Copy every entry word for word, but skip the pictures.

— Begin Extracted data —

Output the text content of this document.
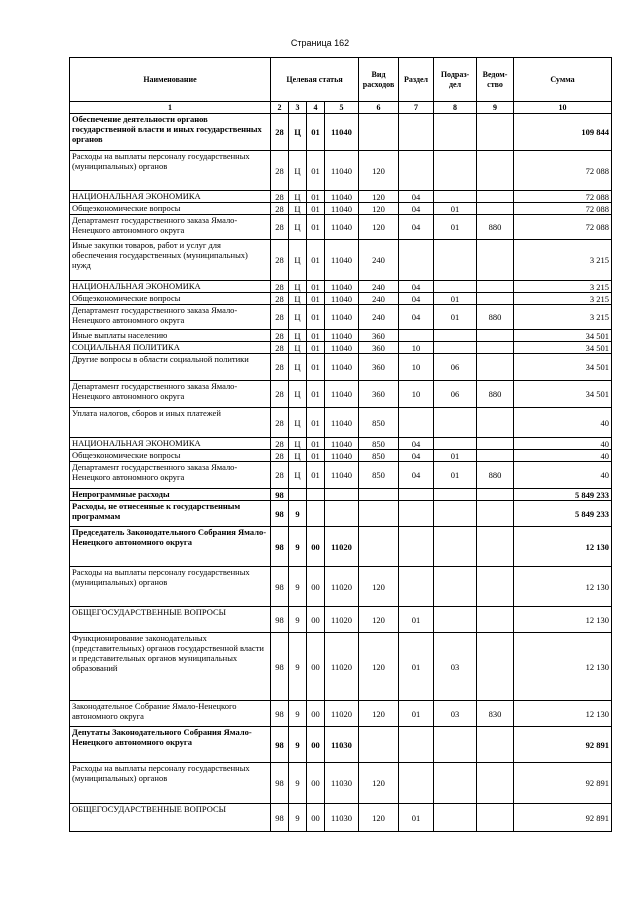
Страница 162
Наименование	Целевая статья				Вид расходов	Раздел	Подраз-дел	Ведом-ство	Сумма
1	2	3	4	5	6	7	8	9	10
Обеспечение деятельности органов государственной власти и иных государственных органов	28	Ц	01	11040					109 844
Расходы на выплаты персоналу государственных (муниципальных) органов	28	Ц	01	11040	120				72 088
НАЦИОНАЛЬНАЯ ЭКОНОМИКА	28	Ц	01	11040	120	04			72 088
Общеэкономические вопросы	28	Ц	01	11040	120	04	01		72 088
Департамент государственного заказа Ямало-Ненецкого автономного округа	28	Ц	01	11040	120	04	01	880	72 088
Иные закупки товаров, работ и услуг для обеспечения государственных (муниципальных) нужд	28	Ц	01	11040	240				3 215
НАЦИОНАЛЬНАЯ ЭКОНОМИКА	28	Ц	01	11040	240	04			3 215
Общеэкономические вопросы	28	Ц	01	11040	240	04	01		3 215
Департамент государственного заказа Ямало-Ненецкого автономного округа	28	Ц	01	11040	240	04	01	880	3 215
Иные выплаты населению	28	Ц	01	11040	360				34 501
СОЦИАЛЬНАЯ ПОЛИТИКА	28	Ц	01	11040	360	10			34 501
Другие вопросы в области социальной политики	28	Ц	01	11040	360	10	06		34 501
Департамент государственного заказа Ямало-Ненецкого автономного округа	28	Ц	01	11040	360	10	06	880	34 501
Уплата налогов, сборов и иных платежей	28	Ц	01	11040	850				40
НАЦИОНАЛЬНАЯ ЭКОНОМИКА	28	Ц	01	11040	850	04			40
Общеэкономические вопросы	28	Ц	01	11040	850	04	01		40
Департамент государственного заказа Ямало-Ненецкого автономного округа	28	Ц	01	11040	850	04	01	880	40
Непрограммные расходы	98								5 849 233
Расходы, не отнесенные к государственным программам	98	9							5 849 233
Председатель Законодательного Собрания Ямало-Ненецкого автономного округа	98	9	00	11020					12 130
Расходы на выплаты персоналу государственных (муниципальных) органов	98	9	00	11020	120				12 130
ОБЩЕГОСУДАРСТВЕННЫЕ ВОПРОСЫ	98	9	00	11020	120	01			12 130
Функционирование законодательных (представительных) органов государственной власти и представительных органов муниципальных образований	98	9	00	11020	120	01	03		12 130
Законодательное Собрание Ямало-Ненецкого автономного округа	98	9	00	11020	120	01	03	830	12 130
Депутаты Законодательного Собрания Ямало-Ненецкого автономного округа	98	9	00	11030					92 891
Расходы на выплаты персоналу государственных (муниципальных) органов	98	9	00	11030	120				92 891
ОБЩЕГОСУДАРСТВЕННЫЕ ВОПРОСЫ	98	9	00	11030	120	01			92 891
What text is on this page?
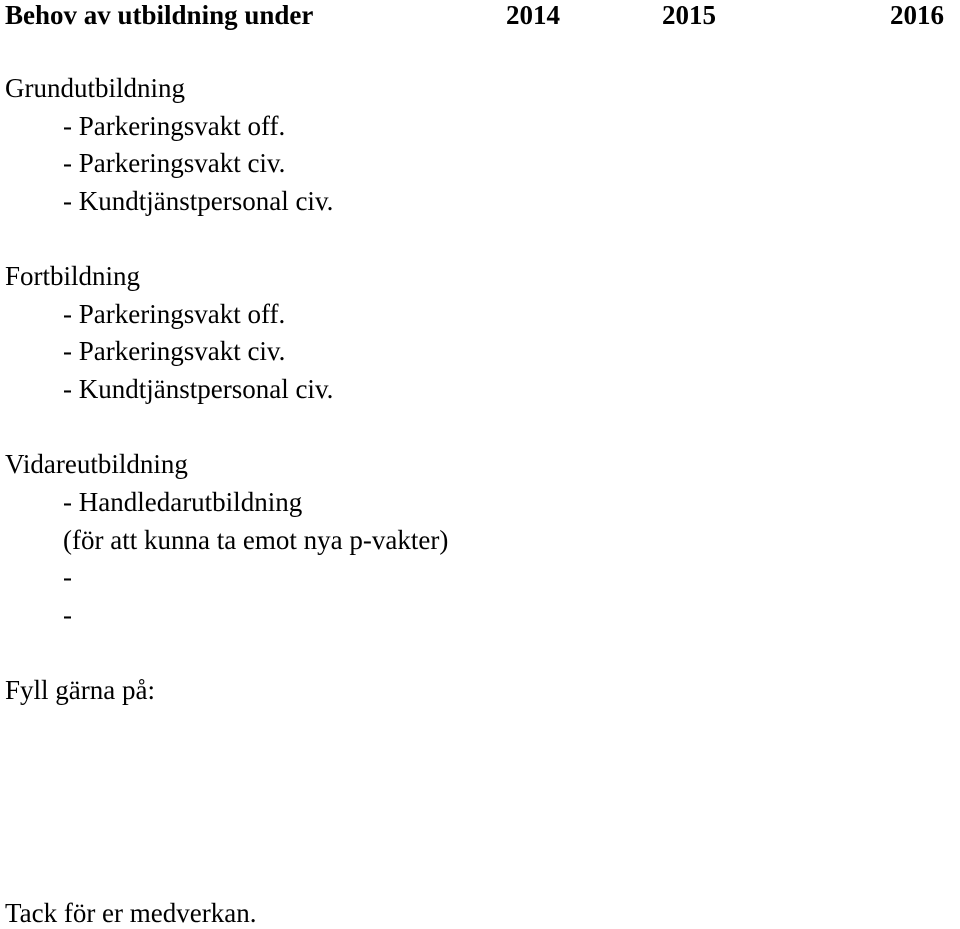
Behov av utbildning under	2014	2015	2016
Grundutbildning
- Parkeringsvakt off.
- Parkeringsvakt civ.
- Kundtjänstpersonal civ.
Fortbildning
- Parkeringsvakt off.
- Parkeringsvakt civ.
- Kundtjänstpersonal civ.
Vidareutbildning
- Handledarutbildning
(för att kunna ta emot nya p-vakter)
-
-
Fyll gärna på:
Tack för er medverkan.
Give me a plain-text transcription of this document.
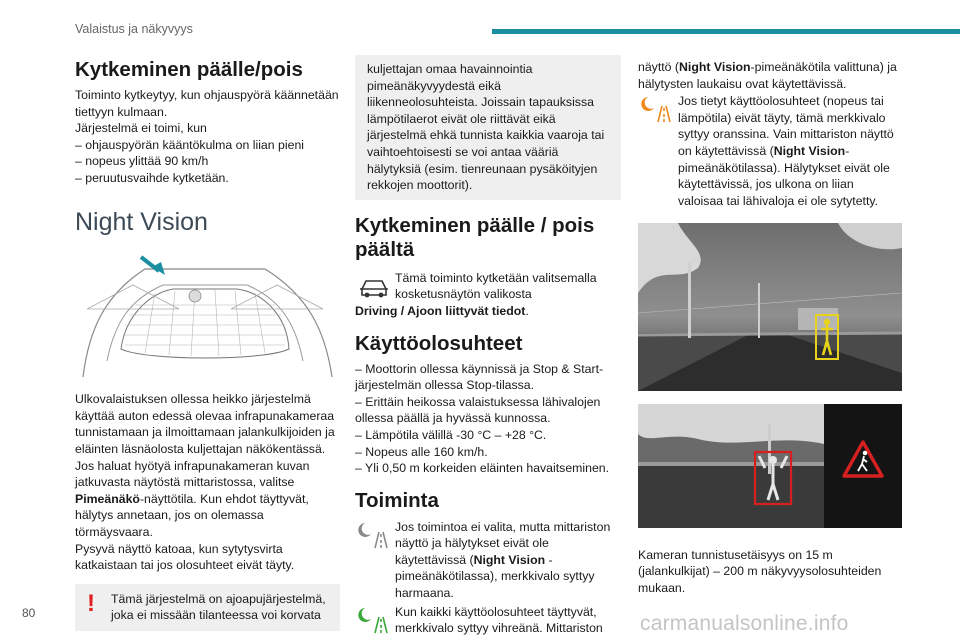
Valaistus ja näkyvyys
Kytkeminen päälle/pois

Toiminto kytkeytyy, kun ohjauspyörä käännetään tiettyyn kulmaan.

Järjestelmä ei toimi, kun

– ohjauspyörän kääntökulma on liian pieni

– nopeus ylittää 90 km/h

– peruutusvaihde kytketään.

Night Vision

Ulkovalaistuksen ollessa heikko järjestelmä käyttää auton edessä olevaa infrapunakameraa tunnistamaan ja ilmoittamaan jalankulkijoiden ja eläinten läsnäolosta kuljettajan näkökentässä.

Jos haluat hyötyä infrapunakameran kuvan jatkuvasta näytöstä mittaristossa, valitse Pimeänäkö-näyttötila. Kun ehdot täyttyvät, hälytys annetaan, jos on olemassa törmäysvaara.

Pysyvä näyttö katoaa, kun sytytysvirta katkaistaan tai jos olosuhteet eivät täyty.

! Tämä järjestelmä on ajoapujärjestelmä, joka ei missään tilanteessa voi korvata

kuljettajan omaa havainnointia pimeänäkyvyydestä eikä liikenneolosuhteista. Joissain tapauksissa lämpötilaerot eivät ole riittävät eikä järjestelmä ehkä tunnista kaikkia vaaroja tai vaihtoehtoisesti se voi antaa vääriä hälytyksiä (esim. tienreunaan pysäköityjen rekkojen moottorit).

Kytkeminen päälle / pois päältä

Tämä toiminto kytketään valitsemalla kosketusnäytön valikosta

Driving / Ajoon liittyvät tiedot.

Käyttöolosuhteet

– Moottorin ollessa käynnissä ja Stop & Start-järjestelmän ollessa Stop-tilassa.

– Erittäin heikossa valaistuksessa lähivalojen ollessa päällä ja hyvässä kunnossa.

– Lämpötila välillä -30 °C – +28 °C.

– Nopeus alle 160 km/h.

– Yli 0,50 m korkeiden eläinten havaitseminen.

Toiminta

Jos toimintoa ei valita, mutta mittariston näyttö ja hälytykset eivät ole käytettävissä (Night Vision -pimeänäkötilassa), merkkivalo syttyy harmaana.

Kun kaikki käyttöolosuhteet täyttyvät, merkkivalo syttyy vihreänä. Mittariston

näyttö (Night Vision-pimeänäkötila valittuna) ja hälytysten laukaisu ovat käytettävissä.

Jos tietyt käyttöolosuhteet (nopeus tai lämpötila) eivät täyty, tämä merkkivalo syttyy oranssina. Vain mittariston näyttö on käytettävissä (Night Vision-pimeänäkötilassa). Hälytykset eivät ole käytettävissä, jos ulkona on liian valoisaa tai lähivaloja ei ole sytytetty.

Kameran tunnistusetäisyys on 15 m (jalankulkijat) – 200 m näkyvyysolosuhteiden mukaan.

80	carmanualsonline.info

— End Extracted data —

__Written response__.
Output the text content of this document.
Страница 162
Наименование	Целевая статья				Вид расходов	Раздел	Подраз-дел	Ведом-ство	Сумма
1	2	3	4	5	6	7	8	9	10
Обеспечение деятельности органов государственной власти и иных государственных органов	28	Ц	01	11040					109 844
Расходы на выплаты персоналу государственных (муниципальных) органов	28	Ц	01	11040	120				72 088
НАЦИОНАЛЬНАЯ ЭКОНОМИКА	28	Ц	01	11040	120	04			72 088
Общеэкономические вопросы	28	Ц	01	11040	120	04	01		72 088
Департамент государственного заказа Ямало-Ненецкого автономного округа	28	Ц	01	11040	120	04	01	880	72 088
Иные закупки товаров, работ и услуг для обеспечения государственных (муниципальных) нужд	28	Ц	01	11040	240				3 215
НАЦИОНАЛЬНАЯ ЭКОНОМИКА	28	Ц	01	11040	240	04			3 215
Общеэкономические вопросы	28	Ц	01	11040	240	04	01		3 215
Департамент государственного заказа Ямало-Ненецкого автономного округа	28	Ц	01	11040	240	04	01	880	3 215
Иные выплаты населению	28	Ц	01	11040	360				34 501
СОЦИАЛЬНАЯ ПОЛИТИКА	28	Ц	01	11040	360	10			34 501
Другие вопросы в области социальной политики	28	Ц	01	11040	360	10	06		34 501
Департамент государственного заказа Ямало-Ненецкого автономного округа	28	Ц	01	11040	360	10	06	880	34 501
Уплата налогов, сборов и иных платежей	28	Ц	01	11040	850				40
НАЦИОНАЛЬНАЯ ЭКОНОМИКА	28	Ц	01	11040	850	04			40
Общеэкономические вопросы	28	Ц	01	11040	850	04	01		40
Департамент государственного заказа Ямало-Ненецкого автономного округа	28	Ц	01	11040	850	04	01	880	40
Непрограммные расходы	98								5 849 233
Расходы, не отнесенные к государственным программам	98	9							5 849 233
Председатель Законодательного Собрания Ямало-Ненецкого автономного округа	98	9	00	11020					12 130
Расходы на выплаты персоналу государственных (муниципальных) органов	98	9	00	11020	120				12 130
ОБЩЕГОСУДАРСТВЕННЫЕ ВОПРОСЫ	98	9	00	11020	120	01			12 130
Функционирование законодательных (представительных) органов государственной власти и представительных органов муниципальных образований	98	9	00	11020	120	01	03		12 130
Законодательное Собрание Ямало-Ненецкого автономного округа	98	9	00	11020	120	01	03	830	12 130
Депутаты Законодательного Собрания Ямало-Ненецкого автономного округа	98	9	00	11030					92 891
Расходы на выплаты персоналу государственных (муниципальных) органов	98	9	00	11030	120				92 891
ОБЩЕГОСУДАРСТВЕННЫЕ ВОПРОСЫ	98	9	00	11030	120	01			92 891
What text is on this page?
Behov av utbildning under	2014	2015	2016
Grundutbildning
- Parkeringsvakt off.
- Parkeringsvakt civ.
- Kundtjänstpersonal civ.
Fortbildning
- Parkeringsvakt off.
- Parkeringsvakt civ.
- Kundtjänstpersonal civ.
Vidareutbildning
- Handledarutbildning
(för att kunna ta emot nya p-vakter)
-
-
Fyll gärna på:
Tack för er medverkan.
Give me a plain-text transcription of this document.
Valaistus ja näkyvyys
Kytkeminen päälle/pois

Toiminto kytkeytyy, kun ohjauspyörä käännetään tiettyyn kulmaan.

Järjestelmä ei toimi, kun

– ohjauspyörän kääntökulma on liian pieni

– nopeus ylittää 90 km/h

– peruutusvaihde kytketään.

Night Vision

Ulkovalaistuksen ollessa heikko järjestelmä käyttää auton edessä olevaa infrapunakameraa tunnistamaan ja ilmoittamaan jalankulkijoiden ja eläinten läsnäolosta kuljettajan näkökentässä.

Jos haluat hyötyä infrapunakameran kuvan jatkuvasta näytöstä mittaristossa, valitse Pimeänäkö-näyttötila. Kun ehdot täyttyvät, hälytys annetaan, jos on olemassa törmäysvaara.

Pysyvä näyttö katoaa, kun sytytysvirta katkaistaan tai jos olosuhteet eivät täyty.

! Tämä järjestelmä on ajoapujärjestelmä, joka ei missään tilanteessa voi korvata

kuljettajan omaa havainnointia pimeänäkyvyydestä eikä liikenneolosuhteista. Joissain tapauksissa lämpötilaerot eivät ole riittävät eikä järjestelmä ehkä tunnista kaikkia vaaroja tai vaihtoehtoisesti se voi antaa vääriä hälytyksiä (esim. tienreunaan pysäköityjen rekkojen moottorit).

Kytkeminen päälle / pois päältä

Tämä toiminto kytketään valitsemalla kosketusnäytön valikosta

Driving / Ajoon liittyvät tiedot.

Käyttöolosuhteet

– Moottorin ollessa käynnissä ja Stop & Start-järjestelmän ollessa Stop-tilassa.

– Erittäin heikossa valaistuksessa lähivalojen ollessa päällä ja hyvässä kunnossa.

– Lämpötila välillä -30 °C – +28 °C.

– Nopeus alle 160 km/h.

– Yli 0,50 m korkeiden eläinten havaitseminen.

Toiminta

Jos toimintoa ei valita, mutta mittariston näyttö ja hälytykset eivät ole käytettävissä (Night Vision -pimeänäkötilassa), merkkivalo syttyy harmaana.

Kun kaikki käyttöolosuhteet täyttyvät, merkkivalo syttyy vihreänä. Mittariston

näyttö (Night Vision-pimeänäkötila valittuna) ja hälytysten laukaisu ovat käytettävissä.

Jos tietyt käyttöolosuhteet (nopeus tai lämpötila) eivät täyty, tämä merkkivalo syttyy oranssina. Vain mittariston näyttö on käytettävissä (Night Vision-pimeänäkötilassa). Hälytykset eivät ole käytettävissä, jos ulkona on liian valoisaa tai lähivaloja ei ole sytytetty.

Kameran tunnistusetäisyys on 15 m (jalankulkijat) – 200 m näkyvyysolosuhteiden mukaan.

80	carmanualsonline.info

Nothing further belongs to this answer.